_Exercise:_ Repeat the data word for word. Do not include the pictures.

_Stored rows:_
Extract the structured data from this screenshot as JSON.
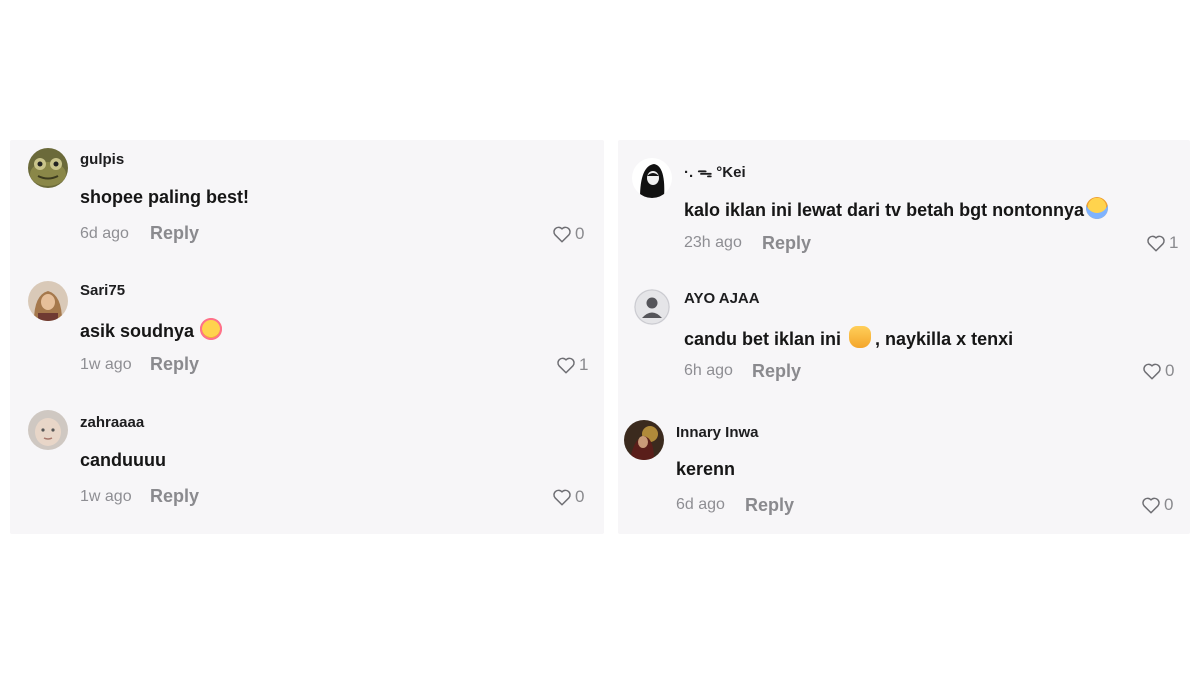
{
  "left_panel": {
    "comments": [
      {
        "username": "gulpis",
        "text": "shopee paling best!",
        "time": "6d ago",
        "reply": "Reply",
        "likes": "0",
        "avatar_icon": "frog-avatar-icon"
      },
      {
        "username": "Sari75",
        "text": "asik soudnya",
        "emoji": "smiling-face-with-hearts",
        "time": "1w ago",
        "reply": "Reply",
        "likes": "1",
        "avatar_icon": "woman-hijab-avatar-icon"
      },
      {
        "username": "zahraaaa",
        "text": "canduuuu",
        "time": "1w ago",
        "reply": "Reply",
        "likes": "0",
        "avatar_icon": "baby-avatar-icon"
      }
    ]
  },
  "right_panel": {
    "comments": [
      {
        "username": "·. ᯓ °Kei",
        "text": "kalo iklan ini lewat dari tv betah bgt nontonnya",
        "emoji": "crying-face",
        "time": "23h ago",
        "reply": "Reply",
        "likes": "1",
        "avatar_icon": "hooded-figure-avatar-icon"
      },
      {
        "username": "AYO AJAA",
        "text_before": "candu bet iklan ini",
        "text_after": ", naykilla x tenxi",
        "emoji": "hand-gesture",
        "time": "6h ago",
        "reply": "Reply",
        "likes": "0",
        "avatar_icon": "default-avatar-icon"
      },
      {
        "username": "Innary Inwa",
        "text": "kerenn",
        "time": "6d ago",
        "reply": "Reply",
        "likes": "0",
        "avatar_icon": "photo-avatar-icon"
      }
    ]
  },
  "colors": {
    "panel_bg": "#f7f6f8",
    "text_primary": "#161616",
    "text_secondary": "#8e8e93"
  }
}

_Finished task:_
Extract the structured data from this screenshot as JSON.
{
  "left_panel": {
    "comments": [
      {
        "username": "gulpis",
        "text": "shopee paling best!",
        "time": "6d ago",
        "reply": "Reply",
        "likes": "0",
        "avatar_icon": "frog-avatar-icon"
      },
      {
        "username": "Sari75",
        "text": "asik soudnya",
        "emoji": "smiling-face-with-hearts",
        "time": "1w ago",
        "reply": "Reply",
        "likes": "1",
        "avatar_icon": "woman-hijab-avatar-icon"
      },
      {
        "username": "zahraaaa",
        "text": "canduuuu",
        "time": "1w ago",
        "reply": "Reply",
        "likes": "0",
        "avatar_icon": "baby-avatar-icon"
      }
    ]
  },
  "right_panel": {
    "comments": [
      {
        "username": "·. ᯓ °Kei",
        "text": "kalo iklan ini lewat dari tv betah bgt nontonnya",
        "emoji": "crying-face",
        "time": "23h ago",
        "reply": "Reply",
        "likes": "1",
        "avatar_icon": "hooded-figure-avatar-icon"
      },
      {
        "username": "AYO AJAA",
        "text_before": "candu bet iklan ini",
        "text_after": ", naykilla x tenxi",
        "emoji": "hand-gesture",
        "time": "6h ago",
        "reply": "Reply",
        "likes": "0",
        "avatar_icon": "default-avatar-icon"
      },
      {
        "username": "Innary Inwa",
        "text": "kerenn",
        "time": "6d ago",
        "reply": "Reply",
        "likes": "0",
        "avatar_icon": "photo-avatar-icon"
      }
    ]
  },
  "colors": {
    "panel_bg": "#f7f6f8",
    "text_primary": "#161616",
    "text_secondary": "#8e8e93"
  }
}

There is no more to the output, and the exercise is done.